Aim:
Copy every entry precisely.

[Collected data entries]
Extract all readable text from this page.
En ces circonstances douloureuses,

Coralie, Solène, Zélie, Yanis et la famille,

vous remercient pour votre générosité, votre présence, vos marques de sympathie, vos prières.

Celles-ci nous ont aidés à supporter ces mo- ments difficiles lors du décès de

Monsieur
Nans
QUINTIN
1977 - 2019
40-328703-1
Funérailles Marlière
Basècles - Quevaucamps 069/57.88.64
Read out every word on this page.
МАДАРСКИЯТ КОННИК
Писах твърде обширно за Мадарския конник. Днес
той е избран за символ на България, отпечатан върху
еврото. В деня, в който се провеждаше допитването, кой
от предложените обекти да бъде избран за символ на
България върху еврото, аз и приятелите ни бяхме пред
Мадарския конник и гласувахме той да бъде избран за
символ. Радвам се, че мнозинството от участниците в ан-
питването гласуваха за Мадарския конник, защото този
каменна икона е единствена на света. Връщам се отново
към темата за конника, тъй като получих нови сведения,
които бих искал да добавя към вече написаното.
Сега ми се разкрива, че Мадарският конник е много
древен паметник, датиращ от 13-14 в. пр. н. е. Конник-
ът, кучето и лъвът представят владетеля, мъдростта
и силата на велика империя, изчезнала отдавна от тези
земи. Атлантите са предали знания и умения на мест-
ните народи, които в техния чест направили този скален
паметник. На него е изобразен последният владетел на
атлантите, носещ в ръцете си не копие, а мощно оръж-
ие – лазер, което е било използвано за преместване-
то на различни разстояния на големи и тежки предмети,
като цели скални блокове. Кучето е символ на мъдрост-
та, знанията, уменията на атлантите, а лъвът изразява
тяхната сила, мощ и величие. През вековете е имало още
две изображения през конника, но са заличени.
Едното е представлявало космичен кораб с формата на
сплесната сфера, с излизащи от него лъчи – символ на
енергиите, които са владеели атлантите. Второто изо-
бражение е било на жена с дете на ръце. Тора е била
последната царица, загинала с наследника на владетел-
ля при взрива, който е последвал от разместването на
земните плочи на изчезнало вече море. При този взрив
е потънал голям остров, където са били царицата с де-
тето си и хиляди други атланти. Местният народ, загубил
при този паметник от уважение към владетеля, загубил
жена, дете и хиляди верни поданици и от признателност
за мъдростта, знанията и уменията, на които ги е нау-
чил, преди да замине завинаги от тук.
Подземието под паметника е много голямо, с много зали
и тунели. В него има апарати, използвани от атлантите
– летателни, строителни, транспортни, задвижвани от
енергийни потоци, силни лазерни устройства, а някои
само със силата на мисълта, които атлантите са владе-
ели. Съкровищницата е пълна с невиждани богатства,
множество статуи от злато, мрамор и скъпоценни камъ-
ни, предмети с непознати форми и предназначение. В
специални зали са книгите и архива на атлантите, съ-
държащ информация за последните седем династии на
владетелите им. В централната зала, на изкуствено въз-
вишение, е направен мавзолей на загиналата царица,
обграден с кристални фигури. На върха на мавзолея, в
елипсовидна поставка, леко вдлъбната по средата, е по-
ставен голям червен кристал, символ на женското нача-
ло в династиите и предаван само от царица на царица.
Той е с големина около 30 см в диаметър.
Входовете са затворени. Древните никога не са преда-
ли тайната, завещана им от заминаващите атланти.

Worked answer:
Extract all readable text from this page.
En ces circonstances douloureuses,

Coralie, Solène, Zélie, Yanis et la famille,

vous remercient pour votre générosité, votre présence, vos marques de sympathie, vos prières.

Celles-ci nous ont aidés à supporter ces mo- ments difficiles lors du décès de

Monsieur
Nans
QUINTIN
1977 - 2019
40-328703-1
Funérailles Marlière
Basècles - Quevaucamps 069/57.88.64
Read out every word on this page.
МАДАРСКИЯТ КОННИК
Писах твърде обширно за Мадарския конник. Днес
той е избран за символ на България, отпечатан върху
еврото. В деня, в който се провеждаше допитването, кой
от предложените обекти да бъде избран за символ на
България върху еврото, аз и приятелите ни бяхме пред
Мадарския конник и гласувахме той да бъде избран за
символ. Радвам се, че мнозинството от участниците в ан-
питването гласуваха за Мадарския конник, защото този
каменна икона е единствена на света. Връщам се отново
към темата за конника, тъй като получих нови сведения,
които бих искал да добавя към вече написаното.
Сега ми се разкрива, че Мадарският конник е много
древен паметник, датиращ от 13-14 в. пр. н. е. Конник-
ът, кучето и лъвът представят владетеля, мъдростта
и силата на велика империя, изчезнала отдавна от тези
земи. Атлантите са предали знания и умения на мест-
ните народи, които в техния чест направили този скален
паметник. На него е изобразен последният владетел на
атлантите, носещ в ръцете си не копие, а мощно оръж-
ие – лазер, което е било използвано за преместване-
то на различни разстояния на големи и тежки предмети,
като цели скални блокове. Кучето е символ на мъдрост-
та, знанията, уменията на атлантите, а лъвът изразява
тяхната сила, мощ и величие. През вековете е имало още
две изображения през конника, но са заличени.
Едното е представлявало космичен кораб с формата на
сплесната сфера, с излизащи от него лъчи – символ на
енергиите, които са владеели атлантите. Второто изо-
бражение е било на жена с дете на ръце. Тора е била
последната царица, загинала с наследника на владетел-
ля при взрива, който е последвал от разместването на
земните плочи на изчезнало вече море. При този взрив
е потънал голям остров, където са били царицата с де-
тето си и хиляди други атланти. Местният народ, загубил
при този паметник от уважение към владетеля, загубил
жена, дете и хиляди верни поданици и от признателност
за мъдростта, знанията и уменията, на които ги е нау-
чил, преди да замине завинаги от тук.
Подземието под паметника е много голямо, с много зали
и тунели. В него има апарати, използвани от атлантите
– летателни, строителни, транспортни, задвижвани от
енергийни потоци, силни лазерни устройства, а някои
само със силата на мисълта, които атлантите са владе-
ели. Съкровищницата е пълна с невиждани богатства,
множество статуи от злато, мрамор и скъпоценни камъ-
ни, предмети с непознати форми и предназначение. В
специални зали са книгите и архива на атлантите, съ-
държащ информация за последните седем династии на
владетелите им. В централната зала, на изкуствено въз-
вишение, е направен мавзолей на загиналата царица,
обграден с кристални фигури. На върха на мавзолея, в
елипсовидна поставка, леко вдлъбната по средата, е по-
ставен голям червен кристал, символ на женското нача-
ло в династиите и предаван само от царица на царица.
Той е с големина около 30 см в диаметър.
Входовете са затворени. Древните никога не са преда-
ли тайната, завещана им от заминаващите атланти.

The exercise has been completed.